STATED EXERCISE:
Gather all lines from the material that contain "handle".

RECORDS FOR THIS TASK:
☆ ☆ ☆ ☆

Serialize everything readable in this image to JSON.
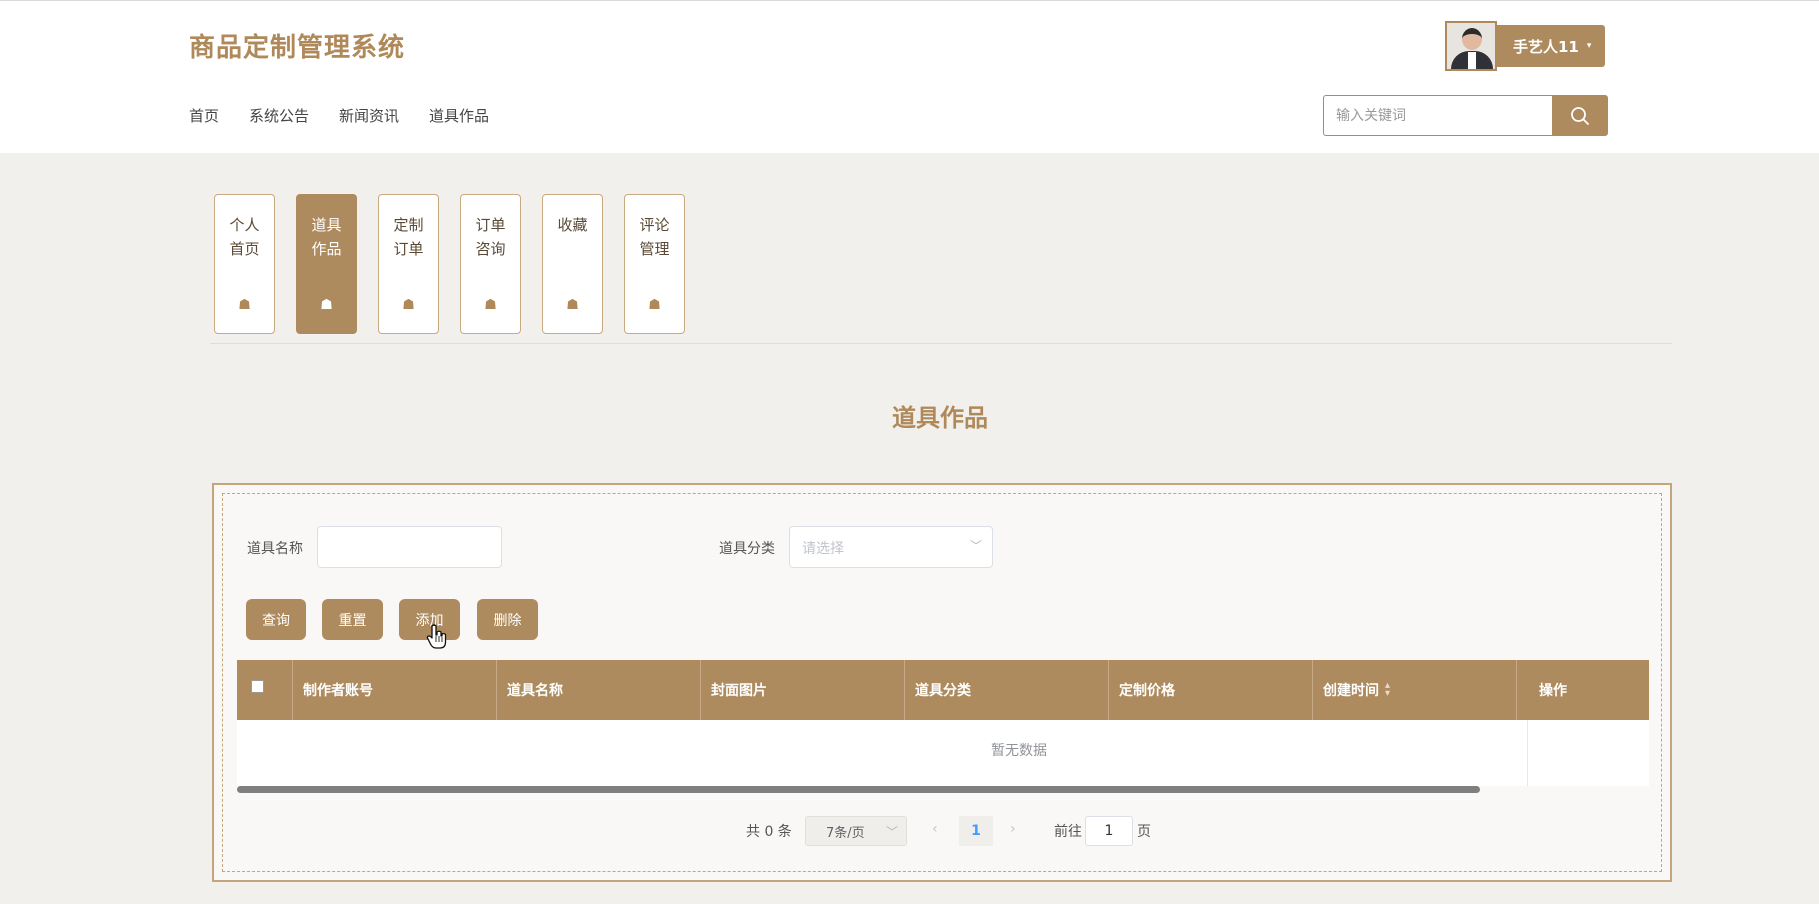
{
  "header": {
    "site_title": "商品定制管理系统",
    "nav": [
      "首页",
      "系统公告",
      "新闻资讯",
      "道具作品"
    ],
    "user": {
      "name": "手艺人11",
      "caret": "▾"
    },
    "search": {
      "placeholder": "输入关键词"
    }
  },
  "tabs": [
    {
      "label": "个人首页",
      "active": false
    },
    {
      "label": "道具作品",
      "active": true
    },
    {
      "label": "定制订单",
      "active": false
    },
    {
      "label": "订单咨询",
      "active": false
    },
    {
      "label": "收藏",
      "active": false
    },
    {
      "label": "评论管理",
      "active": false
    }
  ],
  "tab_icon": "☗",
  "page_title": "道具作品",
  "filters": {
    "name_label": "道具名称",
    "name_value": "",
    "category_label": "道具分类",
    "category_placeholder": "请选择"
  },
  "buttons": {
    "query": "查询",
    "reset": "重置",
    "add": "添加",
    "delete": "删除"
  },
  "table": {
    "columns": [
      "制作者账号",
      "道具名称",
      "封面图片",
      "道具分类",
      "定制价格",
      "创建时间",
      "操作"
    ],
    "empty_text": "暂无数据"
  },
  "pagination": {
    "total_text": "共 0 条",
    "page_size": "7条/页",
    "current_page": "1",
    "goto_label": "前往",
    "goto_value": "1",
    "page_unit": "页",
    "prev": "‹",
    "next": "›"
  },
  "colors": {
    "accent": "#ad8b5e",
    "page_bg": "#f2f0ed"
  }
}
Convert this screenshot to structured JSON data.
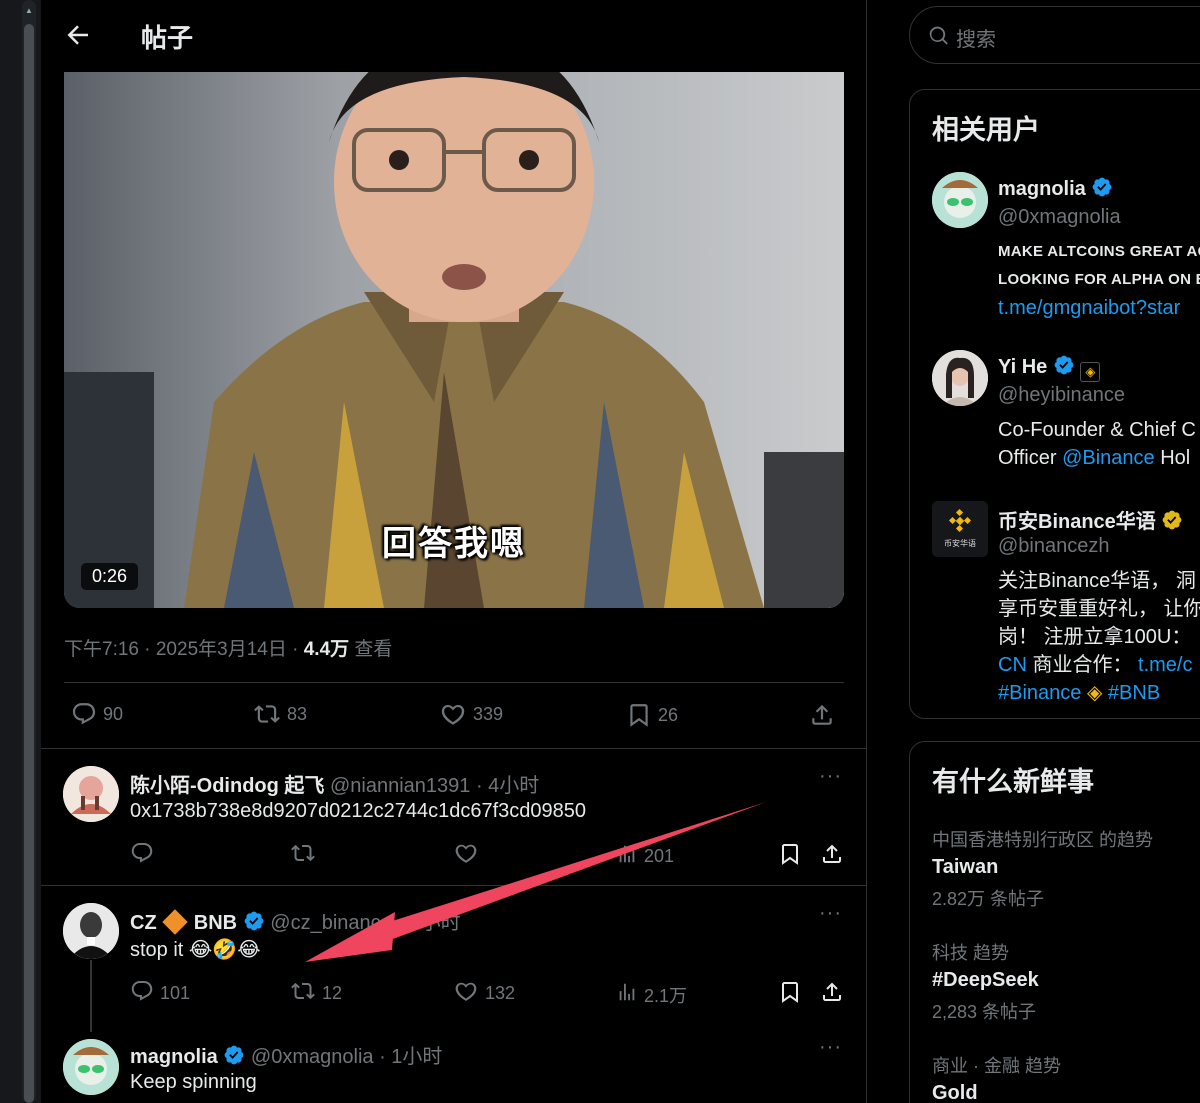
{
  "header": {
    "title": "帖子"
  },
  "video": {
    "caption": "回答我嗯",
    "time": "0:26"
  },
  "post_meta": {
    "time": "下午7:16 · 2025年3月14日 · ",
    "views": "4.4万",
    "views_label": " 查看"
  },
  "post_actions": {
    "replies": "90",
    "reposts": "83",
    "likes": "339",
    "bookmarks": "26"
  },
  "replies": [
    {
      "name": "陈小陌-Odindog 起飞",
      "handle": "@niannian1391 · 4小时",
      "text": "0x1738b738e8d9207d0212c2744c1dc67f3cd09850",
      "replies": "",
      "reposts": "",
      "likes": "",
      "views": "201"
    },
    {
      "name": "CZ",
      "name_suffix": "BNB",
      "handle": "@cz_binance · 4小时",
      "text": "stop it 😂🤣😂",
      "replies": "101",
      "reposts": "12",
      "likes": "132",
      "views": "2.1万"
    },
    {
      "name": "magnolia",
      "handle": "@0xmagnolia · 1小时",
      "text": "Keep spinning"
    }
  ],
  "search": {
    "placeholder": "搜索"
  },
  "related_users": {
    "title": "相关用户",
    "users": [
      {
        "name": "magnolia",
        "handle": "@0xmagnolia",
        "bio_line1": "MAKE ALTCOINS GREAT AG",
        "bio_line2": "LOOKING FOR ALPHA ON B",
        "bio_link": "t.me/gmgnaibot?star"
      },
      {
        "name": "Yi He",
        "handle": "@heyibinance",
        "bio_line1": "Co-Founder & Chief C",
        "bio_line2_pre": "Officer ",
        "bio_line2_link": "@Binance",
        "bio_line2_post": " Hol"
      },
      {
        "name": "币安Binance华语",
        "handle": "@binancezh",
        "bio_line1": "关注Binance华语， 洞",
        "bio_line2": "享币安重重好礼， 让你",
        "bio_line3": "岗！ 注册立拿100U：",
        "bio_line4_link": "CN",
        "bio_line4_text": " 商业合作：",
        "bio_line4_link2": "t.me/c",
        "bio_line5_tag1": "#Binance",
        "bio_line5_tag2": "#BNB",
        "avatar_label": "币安华语"
      }
    ]
  },
  "trends": {
    "title": "有什么新鲜事",
    "items": [
      {
        "context": "中国香港特别行政区 的趋势",
        "name": "Taiwan",
        "count": "2.82万 条帖子"
      },
      {
        "context": "科技 趋势",
        "name": "#DeepSeek",
        "count": "2,283 条帖子"
      },
      {
        "context": "商业 · 金融 趋势",
        "name": "Gold",
        "count": ""
      }
    ]
  },
  "colors": {
    "accent": "#1d9bf0",
    "annotation_arrow": "#f0455e",
    "background": "#000000"
  }
}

☆ ☆ ☆ ☆

TASK ANSWER:
      "handle": "@niannian1391 · 4小时",
      "handle": "@cz_binance · 4小时",
      "handle": "@0xmagnolia · 1小时",
        "handle": "@0xmagnolia",
        "handle": "@heyibinance",
        "handle": "@binancezh",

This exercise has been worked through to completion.